**What is expected**
Determine how many lines of this material contain "由此可见". Give only the number.

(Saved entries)
* * *
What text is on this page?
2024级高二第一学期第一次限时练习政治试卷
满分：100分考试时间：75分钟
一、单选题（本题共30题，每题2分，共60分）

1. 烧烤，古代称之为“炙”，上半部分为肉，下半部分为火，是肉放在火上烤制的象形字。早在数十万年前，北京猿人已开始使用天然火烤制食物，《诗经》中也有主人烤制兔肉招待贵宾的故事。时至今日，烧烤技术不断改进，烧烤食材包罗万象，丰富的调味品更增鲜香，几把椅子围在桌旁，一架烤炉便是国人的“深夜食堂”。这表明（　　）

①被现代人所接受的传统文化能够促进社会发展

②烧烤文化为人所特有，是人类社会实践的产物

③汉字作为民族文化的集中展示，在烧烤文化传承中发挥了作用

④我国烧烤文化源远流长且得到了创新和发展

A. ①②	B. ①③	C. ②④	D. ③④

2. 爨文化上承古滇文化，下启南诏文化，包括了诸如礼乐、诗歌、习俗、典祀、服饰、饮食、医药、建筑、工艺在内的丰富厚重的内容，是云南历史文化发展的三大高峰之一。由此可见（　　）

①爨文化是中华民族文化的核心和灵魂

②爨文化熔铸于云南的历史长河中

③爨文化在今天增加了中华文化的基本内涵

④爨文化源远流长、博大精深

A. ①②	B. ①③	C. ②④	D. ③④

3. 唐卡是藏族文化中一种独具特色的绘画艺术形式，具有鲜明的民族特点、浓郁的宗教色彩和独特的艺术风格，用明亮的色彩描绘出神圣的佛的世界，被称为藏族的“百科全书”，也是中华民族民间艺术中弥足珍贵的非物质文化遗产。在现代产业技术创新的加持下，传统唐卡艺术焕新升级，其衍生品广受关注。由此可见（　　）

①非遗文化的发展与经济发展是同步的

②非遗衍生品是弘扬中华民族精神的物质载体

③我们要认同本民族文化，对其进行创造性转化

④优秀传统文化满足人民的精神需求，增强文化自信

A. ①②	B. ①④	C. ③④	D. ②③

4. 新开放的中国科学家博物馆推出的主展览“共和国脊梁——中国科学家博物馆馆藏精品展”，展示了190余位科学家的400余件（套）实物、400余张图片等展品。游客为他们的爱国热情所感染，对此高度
* * *
**Task response**
2